» **WHAT YOU SHOULD DO**: Write the data out again exactly, with no pictures.

[Dataset items]
>> START

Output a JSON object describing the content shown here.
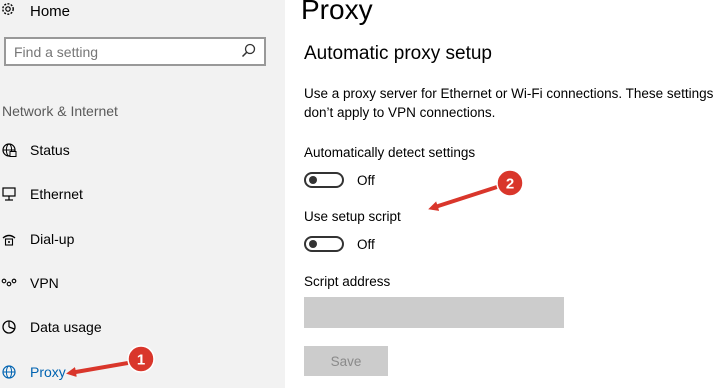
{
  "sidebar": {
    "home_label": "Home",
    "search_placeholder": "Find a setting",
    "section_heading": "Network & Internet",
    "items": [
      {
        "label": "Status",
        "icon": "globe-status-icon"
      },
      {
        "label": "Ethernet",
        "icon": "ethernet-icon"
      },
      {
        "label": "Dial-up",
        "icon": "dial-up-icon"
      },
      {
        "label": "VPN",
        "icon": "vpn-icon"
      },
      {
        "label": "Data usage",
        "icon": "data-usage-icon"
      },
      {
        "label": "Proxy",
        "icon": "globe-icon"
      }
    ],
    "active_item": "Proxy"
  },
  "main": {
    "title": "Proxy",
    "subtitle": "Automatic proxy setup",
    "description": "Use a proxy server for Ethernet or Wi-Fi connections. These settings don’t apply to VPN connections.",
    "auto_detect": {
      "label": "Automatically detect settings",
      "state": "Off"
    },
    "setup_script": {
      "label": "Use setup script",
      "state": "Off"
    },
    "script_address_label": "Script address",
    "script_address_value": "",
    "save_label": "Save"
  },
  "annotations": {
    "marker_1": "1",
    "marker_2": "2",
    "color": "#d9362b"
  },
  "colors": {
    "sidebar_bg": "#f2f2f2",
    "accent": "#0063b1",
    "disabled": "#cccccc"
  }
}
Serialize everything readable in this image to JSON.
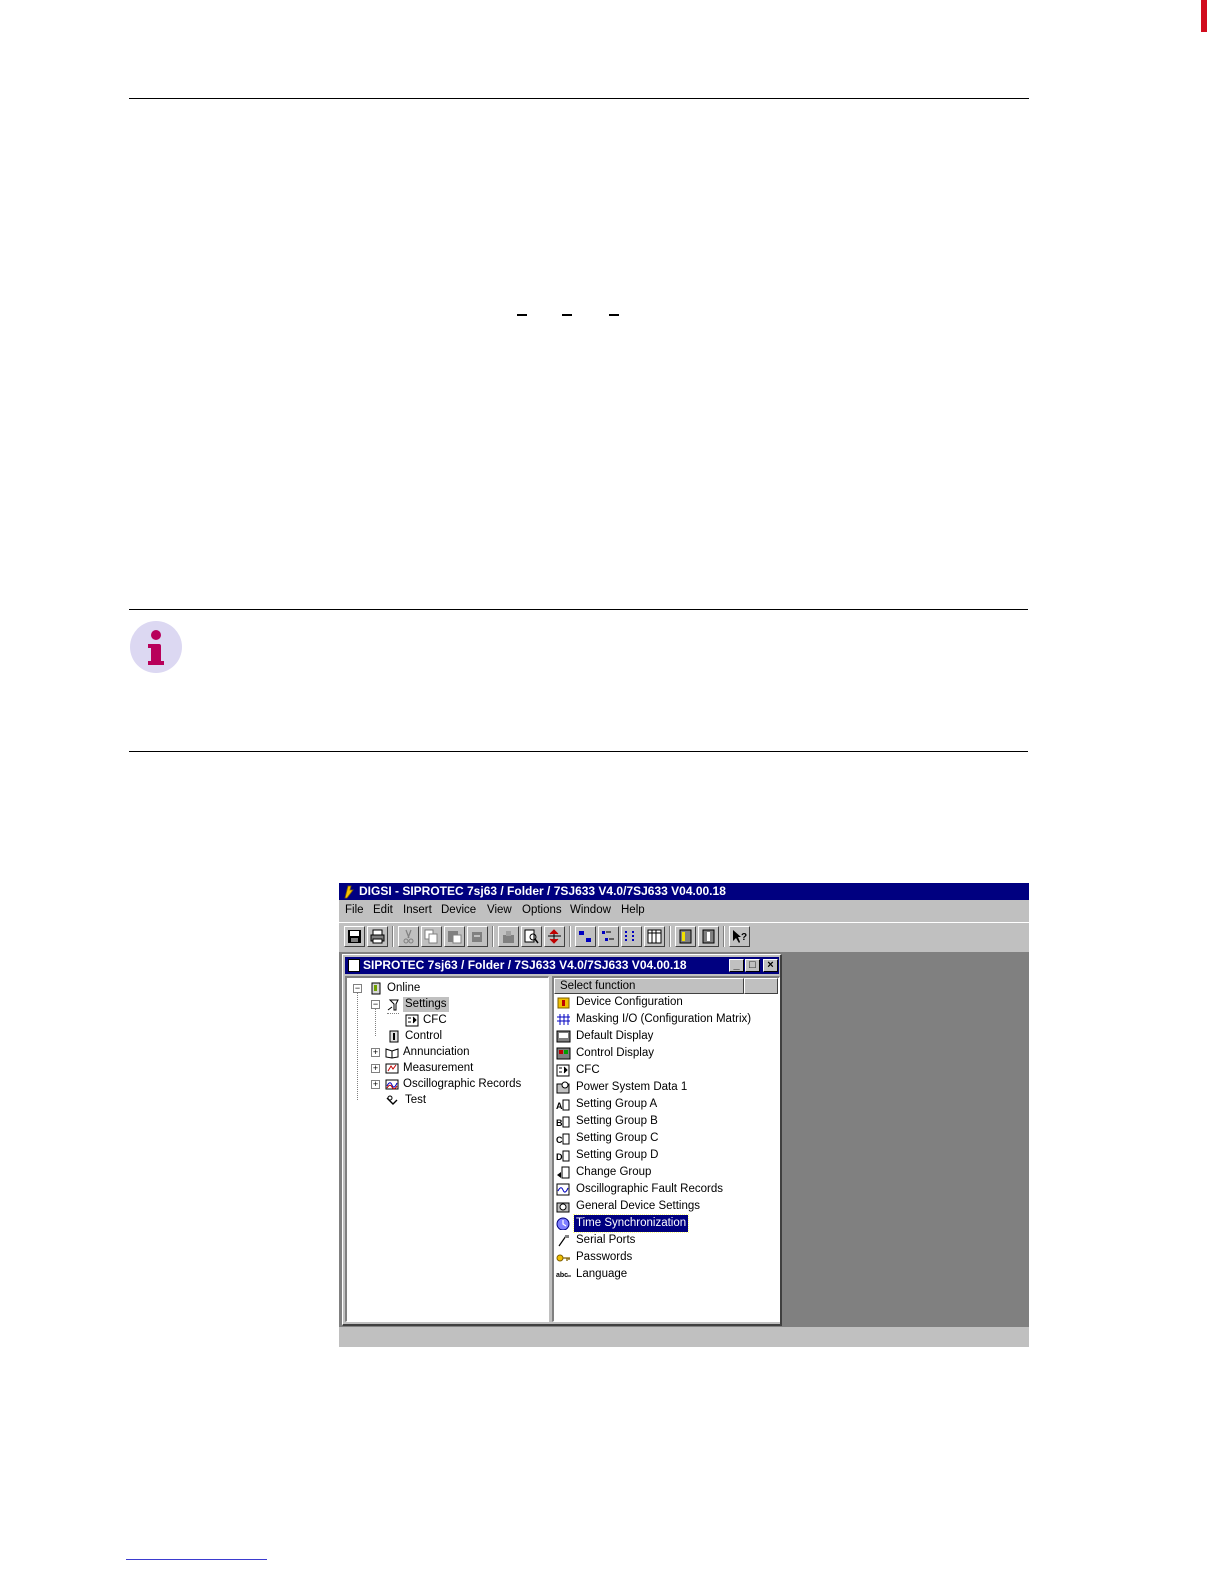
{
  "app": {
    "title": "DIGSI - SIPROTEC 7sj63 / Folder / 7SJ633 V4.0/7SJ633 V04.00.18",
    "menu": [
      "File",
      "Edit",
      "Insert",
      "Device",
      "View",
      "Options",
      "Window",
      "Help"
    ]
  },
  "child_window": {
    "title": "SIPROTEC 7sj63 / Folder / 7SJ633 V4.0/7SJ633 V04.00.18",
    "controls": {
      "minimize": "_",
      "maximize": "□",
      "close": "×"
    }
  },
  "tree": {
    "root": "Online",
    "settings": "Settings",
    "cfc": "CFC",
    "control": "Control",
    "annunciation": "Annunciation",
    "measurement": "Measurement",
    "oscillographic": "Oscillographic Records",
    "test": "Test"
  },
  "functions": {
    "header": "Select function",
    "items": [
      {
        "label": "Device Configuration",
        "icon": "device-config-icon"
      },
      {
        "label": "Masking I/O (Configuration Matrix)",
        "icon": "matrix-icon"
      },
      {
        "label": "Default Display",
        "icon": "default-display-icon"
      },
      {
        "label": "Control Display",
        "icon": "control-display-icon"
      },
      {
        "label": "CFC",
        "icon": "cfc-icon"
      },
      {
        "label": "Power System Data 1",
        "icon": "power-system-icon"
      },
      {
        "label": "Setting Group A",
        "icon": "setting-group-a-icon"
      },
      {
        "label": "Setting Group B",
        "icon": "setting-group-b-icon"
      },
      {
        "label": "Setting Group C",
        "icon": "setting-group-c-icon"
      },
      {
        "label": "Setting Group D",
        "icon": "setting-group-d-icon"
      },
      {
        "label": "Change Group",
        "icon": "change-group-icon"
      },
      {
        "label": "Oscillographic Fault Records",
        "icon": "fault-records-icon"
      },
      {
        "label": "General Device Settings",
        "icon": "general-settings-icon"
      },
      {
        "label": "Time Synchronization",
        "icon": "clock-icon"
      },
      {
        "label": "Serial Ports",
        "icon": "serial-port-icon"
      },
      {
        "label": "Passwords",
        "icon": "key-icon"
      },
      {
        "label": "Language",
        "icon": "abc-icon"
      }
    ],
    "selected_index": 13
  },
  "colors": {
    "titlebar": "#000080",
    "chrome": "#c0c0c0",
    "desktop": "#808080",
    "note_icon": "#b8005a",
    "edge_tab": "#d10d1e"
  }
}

>> END

» **ANSWER**:
Output a JSON object describing the content shown here.
{
  "sidebar": {
    "home_label": "Home",
    "search_placeholder": "Find a setting",
    "section_heading": "Network & Internet",
    "items": [
      {
        "label": "Status",
        "icon": "globe-status-icon"
      },
      {
        "label": "Ethernet",
        "icon": "ethernet-icon"
      },
      {
        "label": "Dial-up",
        "icon": "dial-up-icon"
      },
      {
        "label": "VPN",
        "icon": "vpn-icon"
      },
      {
        "label": "Data usage",
        "icon": "data-usage-icon"
      },
      {
        "label": "Proxy",
        "icon": "globe-icon"
      }
    ],
    "active_item": "Proxy"
  },
  "main": {
    "title": "Proxy",
    "subtitle": "Automatic proxy setup",
    "description": "Use a proxy server for Ethernet or Wi-Fi connections. These settings don’t apply to VPN connections.",
    "auto_detect": {
      "label": "Automatically detect settings",
      "state": "Off"
    },
    "setup_script": {
      "label": "Use setup script",
      "state": "Off"
    },
    "script_address_label": "Script address",
    "script_address_value": "",
    "save_label": "Save"
  },
  "annotations": {
    "marker_1": "1",
    "marker_2": "2",
    "color": "#d9362b"
  },
  "colors": {
    "sidebar_bg": "#f2f2f2",
    "accent": "#0063b1",
    "disabled": "#cccccc"
  }
}
Serialize everything readable in this image to JSON.
{
  "app": {
    "title": "DIGSI - SIPROTEC 7sj63 / Folder / 7SJ633 V4.0/7SJ633 V04.00.18",
    "menu": [
      "File",
      "Edit",
      "Insert",
      "Device",
      "View",
      "Options",
      "Window",
      "Help"
    ]
  },
  "child_window": {
    "title": "SIPROTEC 7sj63 / Folder / 7SJ633 V4.0/7SJ633 V04.00.18",
    "controls": {
      "minimize": "_",
      "maximize": "□",
      "close": "×"
    }
  },
  "tree": {
    "root": "Online",
    "settings": "Settings",
    "cfc": "CFC",
    "control": "Control",
    "annunciation": "Annunciation",
    "measurement": "Measurement",
    "oscillographic": "Oscillographic Records",
    "test": "Test"
  },
  "functions": {
    "header": "Select function",
    "items": [
      {
        "label": "Device Configuration",
        "icon": "device-config-icon"
      },
      {
        "label": "Masking I/O (Configuration Matrix)",
        "icon": "matrix-icon"
      },
      {
        "label": "Default Display",
        "icon": "default-display-icon"
      },
      {
        "label": "Control Display",
        "icon": "control-display-icon"
      },
      {
        "label": "CFC",
        "icon": "cfc-icon"
      },
      {
        "label": "Power System Data 1",
        "icon": "power-system-icon"
      },
      {
        "label": "Setting Group A",
        "icon": "setting-group-a-icon"
      },
      {
        "label": "Setting Group B",
        "icon": "setting-group-b-icon"
      },
      {
        "label": "Setting Group C",
        "icon": "setting-group-c-icon"
      },
      {
        "label": "Setting Group D",
        "icon": "setting-group-d-icon"
      },
      {
        "label": "Change Group",
        "icon": "change-group-icon"
      },
      {
        "label": "Oscillographic Fault Records",
        "icon": "fault-records-icon"
      },
      {
        "label": "General Device Settings",
        "icon": "general-settings-icon"
      },
      {
        "label": "Time Synchronization",
        "icon": "clock-icon"
      },
      {
        "label": "Serial Ports",
        "icon": "serial-port-icon"
      },
      {
        "label": "Passwords",
        "icon": "key-icon"
      },
      {
        "label": "Language",
        "icon": "abc-icon"
      }
    ],
    "selected_index": 13
  },
  "colors": {
    "titlebar": "#000080",
    "chrome": "#c0c0c0",
    "desktop": "#808080",
    "note_icon": "#b8005a",
    "edge_tab": "#d10d1e"
  }
}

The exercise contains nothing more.